··· Source material

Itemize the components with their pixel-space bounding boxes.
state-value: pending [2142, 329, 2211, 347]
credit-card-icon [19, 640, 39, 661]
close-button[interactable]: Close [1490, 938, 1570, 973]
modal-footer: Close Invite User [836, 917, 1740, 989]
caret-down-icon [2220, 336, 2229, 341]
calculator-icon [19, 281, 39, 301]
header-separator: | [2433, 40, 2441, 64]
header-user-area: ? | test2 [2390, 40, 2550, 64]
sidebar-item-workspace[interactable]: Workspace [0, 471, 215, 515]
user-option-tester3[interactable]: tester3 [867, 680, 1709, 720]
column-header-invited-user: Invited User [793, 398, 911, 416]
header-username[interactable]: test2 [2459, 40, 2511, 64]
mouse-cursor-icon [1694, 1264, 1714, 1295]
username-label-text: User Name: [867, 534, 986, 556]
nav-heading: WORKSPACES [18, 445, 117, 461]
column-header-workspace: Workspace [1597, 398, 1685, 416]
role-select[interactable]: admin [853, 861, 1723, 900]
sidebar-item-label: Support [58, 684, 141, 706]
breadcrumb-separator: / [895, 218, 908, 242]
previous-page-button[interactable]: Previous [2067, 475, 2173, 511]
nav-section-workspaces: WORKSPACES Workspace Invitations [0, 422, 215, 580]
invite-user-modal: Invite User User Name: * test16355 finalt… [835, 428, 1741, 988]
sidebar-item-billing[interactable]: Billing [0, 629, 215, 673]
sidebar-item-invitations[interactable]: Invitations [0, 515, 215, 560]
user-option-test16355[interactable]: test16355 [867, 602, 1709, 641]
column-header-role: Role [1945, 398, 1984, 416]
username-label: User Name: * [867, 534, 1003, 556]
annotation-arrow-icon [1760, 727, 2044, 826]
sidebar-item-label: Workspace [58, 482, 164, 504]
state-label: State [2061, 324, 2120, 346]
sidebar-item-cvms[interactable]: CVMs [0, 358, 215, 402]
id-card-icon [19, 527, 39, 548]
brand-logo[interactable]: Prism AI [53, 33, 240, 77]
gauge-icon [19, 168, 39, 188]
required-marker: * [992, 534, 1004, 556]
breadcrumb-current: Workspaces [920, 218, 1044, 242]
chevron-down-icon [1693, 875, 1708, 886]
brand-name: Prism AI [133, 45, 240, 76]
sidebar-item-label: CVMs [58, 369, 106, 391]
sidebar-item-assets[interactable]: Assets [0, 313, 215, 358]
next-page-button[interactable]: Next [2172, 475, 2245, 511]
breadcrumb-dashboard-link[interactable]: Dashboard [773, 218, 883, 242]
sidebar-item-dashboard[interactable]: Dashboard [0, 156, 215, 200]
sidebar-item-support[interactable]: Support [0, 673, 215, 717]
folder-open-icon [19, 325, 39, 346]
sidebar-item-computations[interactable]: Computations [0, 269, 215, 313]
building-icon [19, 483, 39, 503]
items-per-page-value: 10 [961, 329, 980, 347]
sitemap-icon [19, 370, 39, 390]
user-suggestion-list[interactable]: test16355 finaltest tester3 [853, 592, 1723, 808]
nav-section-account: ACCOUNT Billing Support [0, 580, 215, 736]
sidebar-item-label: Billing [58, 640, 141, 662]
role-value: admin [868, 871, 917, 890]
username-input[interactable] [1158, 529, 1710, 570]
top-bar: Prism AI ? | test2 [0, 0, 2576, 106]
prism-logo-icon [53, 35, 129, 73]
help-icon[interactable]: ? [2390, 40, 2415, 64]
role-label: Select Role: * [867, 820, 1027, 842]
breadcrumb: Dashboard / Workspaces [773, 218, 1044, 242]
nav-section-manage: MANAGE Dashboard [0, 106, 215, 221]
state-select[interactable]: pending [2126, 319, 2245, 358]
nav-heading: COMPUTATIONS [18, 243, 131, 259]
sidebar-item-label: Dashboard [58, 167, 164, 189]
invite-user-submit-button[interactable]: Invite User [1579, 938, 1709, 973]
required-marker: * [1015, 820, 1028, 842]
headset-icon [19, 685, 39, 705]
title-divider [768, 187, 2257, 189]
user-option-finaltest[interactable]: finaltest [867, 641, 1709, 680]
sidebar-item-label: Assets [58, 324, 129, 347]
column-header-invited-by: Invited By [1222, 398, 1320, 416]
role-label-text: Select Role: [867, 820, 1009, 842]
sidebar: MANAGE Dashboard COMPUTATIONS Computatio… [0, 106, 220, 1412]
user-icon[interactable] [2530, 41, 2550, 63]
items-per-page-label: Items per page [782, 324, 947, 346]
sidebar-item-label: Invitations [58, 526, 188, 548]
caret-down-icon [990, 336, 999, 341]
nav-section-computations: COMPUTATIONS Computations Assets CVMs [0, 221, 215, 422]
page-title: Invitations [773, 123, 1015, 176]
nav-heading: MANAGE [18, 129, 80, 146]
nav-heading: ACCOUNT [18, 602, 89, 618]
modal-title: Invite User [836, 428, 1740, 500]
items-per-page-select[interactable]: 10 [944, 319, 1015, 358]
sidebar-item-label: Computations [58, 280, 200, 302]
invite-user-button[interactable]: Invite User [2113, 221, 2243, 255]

······

▶ **Work to do**
Rewrite the entries from the start of the dataset excerpt up to and including the line with "nav-section-workspaces: WORKSPACES Workspace", swapping "pending" for "expired" and leaving everything else unchanged.

▶ **Exercise output**
Itemize the components with their pixel-space bounding boxes.
state-value: expired [2142, 329, 2211, 347]
credit-card-icon [19, 640, 39, 661]
close-button[interactable]: Close [1490, 938, 1570, 973]
modal-footer: Close Invite User [836, 917, 1740, 989]
caret-down-icon [2220, 336, 2229, 341]
calculator-icon [19, 281, 39, 301]
header-separator: | [2433, 40, 2441, 64]
header-user-area: ? | test2 [2390, 40, 2550, 64]
sidebar-item-workspace[interactable]: Workspace [0, 471, 215, 515]
user-option-tester3[interactable]: tester3 [867, 680, 1709, 720]
column-header-invited-user: Invited User [793, 398, 911, 416]
header-username[interactable]: test2 [2459, 40, 2511, 64]
mouse-cursor-icon [1694, 1264, 1714, 1295]
username-label-text: User Name: [867, 534, 986, 556]
nav-heading: WORKSPACES [18, 445, 117, 461]
column-header-workspace: Workspace [1597, 398, 1685, 416]
role-select[interactable]: admin [853, 861, 1723, 900]
sidebar-item-label: Support [58, 684, 141, 706]
breadcrumb-separator: / [895, 218, 908, 242]
previous-page-button[interactable]: Previous [2067, 475, 2173, 511]
nav-section-workspaces: WORKSPACES Workspace Invitations [0, 422, 215, 580]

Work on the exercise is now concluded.